INSTRUCTION:
Reproduce the material below verbatim, line for line, changing no character.

━━━━━━━━━━

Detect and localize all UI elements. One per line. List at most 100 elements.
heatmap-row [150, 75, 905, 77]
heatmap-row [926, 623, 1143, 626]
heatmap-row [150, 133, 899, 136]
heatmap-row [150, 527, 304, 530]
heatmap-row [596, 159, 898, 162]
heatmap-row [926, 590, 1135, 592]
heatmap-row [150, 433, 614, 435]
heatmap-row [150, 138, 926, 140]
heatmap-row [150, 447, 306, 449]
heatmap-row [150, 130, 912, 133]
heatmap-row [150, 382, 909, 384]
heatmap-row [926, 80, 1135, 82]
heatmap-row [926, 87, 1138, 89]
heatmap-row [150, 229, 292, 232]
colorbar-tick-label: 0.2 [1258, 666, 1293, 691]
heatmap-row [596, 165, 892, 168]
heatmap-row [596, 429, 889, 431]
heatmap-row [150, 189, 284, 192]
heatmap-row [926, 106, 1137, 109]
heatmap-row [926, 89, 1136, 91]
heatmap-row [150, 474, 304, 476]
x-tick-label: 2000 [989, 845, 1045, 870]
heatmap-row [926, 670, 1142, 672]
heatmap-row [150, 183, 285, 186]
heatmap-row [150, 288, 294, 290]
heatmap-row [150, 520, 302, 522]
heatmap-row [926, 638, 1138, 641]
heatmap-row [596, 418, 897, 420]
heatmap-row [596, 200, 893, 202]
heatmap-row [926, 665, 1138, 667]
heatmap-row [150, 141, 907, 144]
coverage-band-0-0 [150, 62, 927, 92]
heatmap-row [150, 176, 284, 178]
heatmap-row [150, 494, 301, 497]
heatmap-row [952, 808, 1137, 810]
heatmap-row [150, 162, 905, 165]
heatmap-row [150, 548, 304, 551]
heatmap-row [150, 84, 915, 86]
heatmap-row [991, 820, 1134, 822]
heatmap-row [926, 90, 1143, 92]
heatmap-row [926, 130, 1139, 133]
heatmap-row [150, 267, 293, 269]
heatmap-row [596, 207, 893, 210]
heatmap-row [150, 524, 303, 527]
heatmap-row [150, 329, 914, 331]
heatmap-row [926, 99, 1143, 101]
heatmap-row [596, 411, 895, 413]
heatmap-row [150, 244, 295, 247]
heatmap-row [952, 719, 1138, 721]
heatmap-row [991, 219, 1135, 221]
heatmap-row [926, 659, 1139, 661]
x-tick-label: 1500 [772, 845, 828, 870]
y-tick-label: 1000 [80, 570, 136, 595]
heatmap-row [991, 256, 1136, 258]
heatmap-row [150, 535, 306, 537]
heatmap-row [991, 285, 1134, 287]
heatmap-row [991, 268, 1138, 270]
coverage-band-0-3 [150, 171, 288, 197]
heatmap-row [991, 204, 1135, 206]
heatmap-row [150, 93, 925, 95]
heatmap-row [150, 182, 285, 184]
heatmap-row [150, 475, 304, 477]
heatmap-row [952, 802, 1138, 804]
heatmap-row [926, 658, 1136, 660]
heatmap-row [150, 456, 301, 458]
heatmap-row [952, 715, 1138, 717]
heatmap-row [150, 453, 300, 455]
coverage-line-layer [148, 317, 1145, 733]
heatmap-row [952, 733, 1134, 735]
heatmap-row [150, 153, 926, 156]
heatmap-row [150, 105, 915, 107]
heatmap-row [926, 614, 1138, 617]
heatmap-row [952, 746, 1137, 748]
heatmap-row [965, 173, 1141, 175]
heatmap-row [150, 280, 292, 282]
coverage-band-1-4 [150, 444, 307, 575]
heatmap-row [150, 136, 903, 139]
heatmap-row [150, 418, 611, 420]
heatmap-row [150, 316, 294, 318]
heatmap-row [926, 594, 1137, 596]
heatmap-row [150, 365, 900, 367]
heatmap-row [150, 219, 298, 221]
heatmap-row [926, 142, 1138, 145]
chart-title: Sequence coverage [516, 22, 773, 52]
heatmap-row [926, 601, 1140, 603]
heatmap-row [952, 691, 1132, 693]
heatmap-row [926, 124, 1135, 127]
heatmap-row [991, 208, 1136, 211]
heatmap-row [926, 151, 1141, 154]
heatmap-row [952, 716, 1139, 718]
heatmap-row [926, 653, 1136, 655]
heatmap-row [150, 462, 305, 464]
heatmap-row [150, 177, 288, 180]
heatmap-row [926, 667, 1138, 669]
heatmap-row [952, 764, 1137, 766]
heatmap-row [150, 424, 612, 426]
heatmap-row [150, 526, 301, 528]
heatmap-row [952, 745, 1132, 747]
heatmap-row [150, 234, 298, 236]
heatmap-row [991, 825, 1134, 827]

━━━━━━━━━━

SOLUTION FOR THIS EXERCISE:
Detect and localize all UI elements. One per line. List at most 100 elements.
heatmap-row [150, 75, 905, 77]
heatmap-row [926, 623, 1143, 626]
heatmap-row [150, 133, 899, 136]
heatmap-row [150, 527, 304, 530]
heatmap-row [596, 159, 898, 162]
heatmap-row [926, 590, 1135, 592]
heatmap-row [150, 433, 614, 435]
heatmap-row [150, 138, 926, 140]
heatmap-row [150, 447, 306, 449]
heatmap-row [150, 130, 912, 133]
heatmap-row [150, 382, 909, 384]
heatmap-row [926, 80, 1135, 82]
heatmap-row [926, 87, 1138, 89]
heatmap-row [150, 229, 292, 232]
colorbar-tick-label: 0.2 [1258, 666, 1293, 691]
heatmap-row [596, 165, 892, 168]
heatmap-row [596, 429, 889, 431]
heatmap-row [150, 189, 284, 192]
heatmap-row [926, 106, 1137, 109]
heatmap-row [926, 89, 1136, 91]
heatmap-row [150, 474, 304, 476]
x-tick-label: 2000 [989, 845, 1045, 870]
heatmap-row [926, 670, 1142, 672]
heatmap-row [150, 183, 285, 186]
heatmap-row [150, 288, 294, 290]
heatmap-row [150, 520, 302, 522]
heatmap-row [926, 638, 1138, 641]
heatmap-row [596, 418, 897, 420]
heatmap-row [596, 200, 893, 202]
heatmap-row [926, 665, 1138, 667]
heatmap-row [150, 141, 907, 144]
coverage-band-0-0 [150, 62, 927, 92]
heatmap-row [150, 176, 284, 178]
heatmap-row [150, 494, 301, 497]
heatmap-row [952, 808, 1137, 810]
heatmap-row [150, 162, 905, 165]
heatmap-row [150, 548, 304, 551]
heatmap-row [150, 84, 915, 86]
heatmap-row [991, 820, 1134, 822]
heatmap-row [926, 90, 1143, 92]
heatmap-row [926, 130, 1139, 133]
heatmap-row [150, 267, 293, 269]
heatmap-row [596, 207, 893, 210]
heatmap-row [150, 524, 303, 527]
heatmap-row [150, 329, 914, 331]
heatmap-row [926, 99, 1143, 101]
heatmap-row [596, 411, 895, 413]
heatmap-row [150, 244, 295, 247]
heatmap-row [952, 719, 1138, 721]
heatmap-row [991, 219, 1135, 221]
heatmap-row [926, 659, 1139, 661]
x-tick-label: 1500 [772, 845, 828, 870]
y-tick-label: 1000 [80, 570, 136, 595]
heatmap-row [991, 256, 1136, 258]
heatmap-row [150, 535, 306, 537]
heatmap-row [991, 285, 1134, 287]
heatmap-row [991, 268, 1138, 270]
coverage-band-0-3 [150, 171, 288, 197]
heatmap-row [991, 204, 1135, 206]
heatmap-row [150, 93, 925, 95]
heatmap-row [150, 182, 285, 184]
heatmap-row [150, 475, 304, 477]
heatmap-row [952, 802, 1138, 804]
heatmap-row [926, 658, 1136, 660]
heatmap-row [150, 456, 301, 458]
heatmap-row [952, 715, 1138, 717]
heatmap-row [150, 453, 300, 455]
coverage-line-layer [148, 317, 1145, 733]
heatmap-row [952, 733, 1134, 735]
heatmap-row [150, 153, 926, 156]
heatmap-row [150, 105, 915, 107]
heatmap-row [926, 614, 1138, 617]
heatmap-row [952, 746, 1137, 748]
heatmap-row [965, 173, 1141, 175]
heatmap-row [150, 280, 292, 282]
coverage-band-1-4 [150, 444, 307, 575]
heatmap-row [150, 136, 903, 139]
heatmap-row [150, 418, 611, 420]
heatmap-row [150, 316, 294, 318]
heatmap-row [926, 594, 1137, 596]
heatmap-row [150, 365, 900, 367]
heatmap-row [150, 219, 298, 221]
heatmap-row [926, 142, 1138, 145]
chart-title: Sequence coverage [516, 22, 773, 52]
heatmap-row [926, 601, 1140, 603]
heatmap-row [952, 691, 1132, 693]
heatmap-row [926, 124, 1135, 127]
heatmap-row [991, 208, 1136, 211]
heatmap-row [926, 151, 1141, 154]
heatmap-row [952, 716, 1139, 718]
heatmap-row [926, 653, 1136, 655]
heatmap-row [150, 462, 305, 464]
heatmap-row [150, 177, 288, 180]
heatmap-row [926, 667, 1138, 669]
heatmap-row [952, 764, 1137, 766]
heatmap-row [150, 424, 612, 426]
heatmap-row [150, 526, 301, 528]
heatmap-row [952, 745, 1132, 747]
heatmap-row [150, 234, 298, 236]
heatmap-row [991, 825, 1134, 827]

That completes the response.